Self-efficacy merupakan tingkat keyakinan atau
kepercayaan seseorang terhadap kekuatan diri
(percaya diri) dalam mengerjakan dan menjalankan
tugas atau pekerjaan tertentu. Karakteristik ini menunjukkan
keyakinan seseorang mengenai peluangnya untuk
berhasil dalam melaksanakan tugas (Kreitner dan
Kinicki, 2005:79). Beberapa penelitian akademis
telah membuktikan bahwa self efficacy berhubungan
dengan kontrol diri, ketahanan dalam menghadapi
kegagalan, dan upaya pemecahan masalah (Cherian
dan Jolly, 2013). Menurut Avey et al. (2009), apabila
diaplikasikan dalam dunia kerja, self-efficacy dapat
didefinisi sebagai keyakinan seseorang tentang
kemampuannya untuk mengarahkan motivasi, sumber
daya kognitif, dan tindakan yang diperlukan untuk
berhasil melaksanakan pekerjaannya. Bandura dan
Adams (1997) lebih lanjut menyatakan bahwa selfefficacy adalah suatu keyakinan individu terhadap
kemampuannya mengatur dan melakukan tindakan
yang diperlukan untuk mengarahkan situasi yang akan
datang dan mempengaruhi cara individu dalam
bereaksi terhadap situasi atau kondisi tertentu. Selfefficacy memiliki dampak pada pola reaksi emosional
individu.

━━━━━━━━━━

Tugas Latihan ->
A - Dalam teks tentang self-efficacy, menurut beberapa penelitian akademis, self-efficacy berhubungan dengan apa saja?
B - Teruskan teks tentang self-efficacy, mulai setelah kalimat terakhirnya.

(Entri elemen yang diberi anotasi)
━━━━━━━━━━

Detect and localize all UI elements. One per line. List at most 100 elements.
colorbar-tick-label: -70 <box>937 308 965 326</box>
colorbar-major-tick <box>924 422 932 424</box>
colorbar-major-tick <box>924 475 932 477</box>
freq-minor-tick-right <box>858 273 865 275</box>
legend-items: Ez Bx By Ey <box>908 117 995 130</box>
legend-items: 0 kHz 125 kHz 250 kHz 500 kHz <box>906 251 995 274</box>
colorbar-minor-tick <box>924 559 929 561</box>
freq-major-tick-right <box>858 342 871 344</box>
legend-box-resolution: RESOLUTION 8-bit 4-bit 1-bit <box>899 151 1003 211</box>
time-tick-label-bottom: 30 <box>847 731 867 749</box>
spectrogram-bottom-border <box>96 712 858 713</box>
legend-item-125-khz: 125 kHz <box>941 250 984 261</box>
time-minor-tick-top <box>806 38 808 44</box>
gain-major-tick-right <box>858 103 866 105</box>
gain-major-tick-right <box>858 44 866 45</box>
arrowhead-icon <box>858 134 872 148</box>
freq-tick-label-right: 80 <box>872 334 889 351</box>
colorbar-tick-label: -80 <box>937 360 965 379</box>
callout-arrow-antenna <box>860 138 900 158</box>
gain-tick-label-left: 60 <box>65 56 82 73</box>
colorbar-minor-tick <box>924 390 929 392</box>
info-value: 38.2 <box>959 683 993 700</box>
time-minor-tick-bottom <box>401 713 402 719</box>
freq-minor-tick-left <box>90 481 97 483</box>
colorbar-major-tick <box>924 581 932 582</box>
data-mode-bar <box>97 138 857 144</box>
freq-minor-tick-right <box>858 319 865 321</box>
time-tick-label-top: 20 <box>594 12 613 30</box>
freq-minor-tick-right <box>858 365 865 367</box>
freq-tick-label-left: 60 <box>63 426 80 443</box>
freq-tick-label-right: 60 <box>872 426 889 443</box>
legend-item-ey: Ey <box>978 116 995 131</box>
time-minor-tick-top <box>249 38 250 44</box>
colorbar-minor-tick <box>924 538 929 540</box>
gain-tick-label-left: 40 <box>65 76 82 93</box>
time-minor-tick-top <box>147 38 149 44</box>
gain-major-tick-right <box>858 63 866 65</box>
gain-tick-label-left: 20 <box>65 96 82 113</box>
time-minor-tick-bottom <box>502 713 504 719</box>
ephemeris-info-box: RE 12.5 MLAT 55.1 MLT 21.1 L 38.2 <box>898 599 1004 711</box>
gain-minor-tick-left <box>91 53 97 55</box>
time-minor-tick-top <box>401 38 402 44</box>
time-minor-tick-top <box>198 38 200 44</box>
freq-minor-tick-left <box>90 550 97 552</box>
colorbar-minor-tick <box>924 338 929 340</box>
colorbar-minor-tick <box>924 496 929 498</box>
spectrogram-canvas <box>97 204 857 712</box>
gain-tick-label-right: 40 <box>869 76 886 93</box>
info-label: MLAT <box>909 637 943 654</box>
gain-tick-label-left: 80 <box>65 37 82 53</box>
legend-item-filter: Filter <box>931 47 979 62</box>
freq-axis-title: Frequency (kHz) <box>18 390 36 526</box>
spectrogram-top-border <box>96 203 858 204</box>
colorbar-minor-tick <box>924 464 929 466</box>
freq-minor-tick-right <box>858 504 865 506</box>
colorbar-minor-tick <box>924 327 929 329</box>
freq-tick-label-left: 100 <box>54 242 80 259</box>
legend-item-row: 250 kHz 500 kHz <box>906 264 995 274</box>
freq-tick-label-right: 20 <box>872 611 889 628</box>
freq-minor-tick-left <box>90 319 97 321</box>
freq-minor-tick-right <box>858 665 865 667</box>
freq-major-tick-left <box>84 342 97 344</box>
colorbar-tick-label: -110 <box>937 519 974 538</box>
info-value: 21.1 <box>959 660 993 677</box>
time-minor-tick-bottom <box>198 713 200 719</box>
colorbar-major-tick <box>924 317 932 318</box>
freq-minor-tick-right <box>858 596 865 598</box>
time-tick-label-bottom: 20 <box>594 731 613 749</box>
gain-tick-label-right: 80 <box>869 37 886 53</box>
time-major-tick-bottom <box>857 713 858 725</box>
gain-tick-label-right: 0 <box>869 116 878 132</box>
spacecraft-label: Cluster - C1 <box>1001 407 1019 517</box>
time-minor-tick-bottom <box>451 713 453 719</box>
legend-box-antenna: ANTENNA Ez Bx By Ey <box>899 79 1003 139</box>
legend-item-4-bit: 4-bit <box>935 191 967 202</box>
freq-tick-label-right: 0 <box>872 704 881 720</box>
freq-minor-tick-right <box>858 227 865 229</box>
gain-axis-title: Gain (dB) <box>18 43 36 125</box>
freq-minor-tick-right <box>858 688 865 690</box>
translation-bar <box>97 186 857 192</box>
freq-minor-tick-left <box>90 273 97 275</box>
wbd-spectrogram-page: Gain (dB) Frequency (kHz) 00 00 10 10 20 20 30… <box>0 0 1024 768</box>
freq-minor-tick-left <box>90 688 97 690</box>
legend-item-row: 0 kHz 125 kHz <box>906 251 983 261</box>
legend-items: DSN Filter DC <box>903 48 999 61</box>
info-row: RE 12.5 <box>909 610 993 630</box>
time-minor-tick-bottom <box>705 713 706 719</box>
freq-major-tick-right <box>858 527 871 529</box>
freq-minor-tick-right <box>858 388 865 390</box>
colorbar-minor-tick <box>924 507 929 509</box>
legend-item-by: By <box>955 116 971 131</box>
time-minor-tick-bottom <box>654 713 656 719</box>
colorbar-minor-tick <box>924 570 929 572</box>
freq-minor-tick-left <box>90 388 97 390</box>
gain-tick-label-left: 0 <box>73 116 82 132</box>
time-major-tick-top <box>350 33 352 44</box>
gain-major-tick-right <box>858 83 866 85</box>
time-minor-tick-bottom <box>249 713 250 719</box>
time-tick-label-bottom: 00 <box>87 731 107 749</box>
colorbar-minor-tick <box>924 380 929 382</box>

━━━━━━━━━━

Jawaban Tiap Tugas ->
A - Dengan kontrol diri, ketahanan dalam menghadapi kegagalan, dan upaya pemecahan masalah.

B -
Bandura (dalam Cherian & Jolly, 2013),
mengajukan pendapat bahwa self-efficacy juga dapat
digambarkan sebagai fungsi dari kepercayaan diri
dengan mana individu dapat menyelesaikan tugas.
Dapat disimpulkan bahwa self-efficacy adalah
persepsi tentang kemampuan dan keyakinan individu
terhadap pencapaian tujuan yang telah ditetapkan.
Bandura (dalam Cherian & Jolly, 2013)
mengemukakan bahwa teori self-efficacy merupakan
cabang dari Social Cognitive Theory. Social
Cognitive Theory menyoroti pertemuan yang
kebetulan dan kejadian yang tak terduga meskipun
kejadian tersebut tidak serta merta mengubah jalan
hidup manusia. Beberapa asumsi awal dan mendasar
dari Social Cognitive Theory yang dikembangkan
oleh Bandura adalah Learning Theory (teori
pembelajaran) yang berasumsi bahwa manusia cukup
fleksibel dan mampu mempelajari beragam kecakapan
bersikap maupun berprilaku dan bahwa titik pembelajaran
terbaik dari itu semua adalah pengalaman-pengalaman
tak terduga.
Kayu dan Bandura (dalam Staples dkk, 1999)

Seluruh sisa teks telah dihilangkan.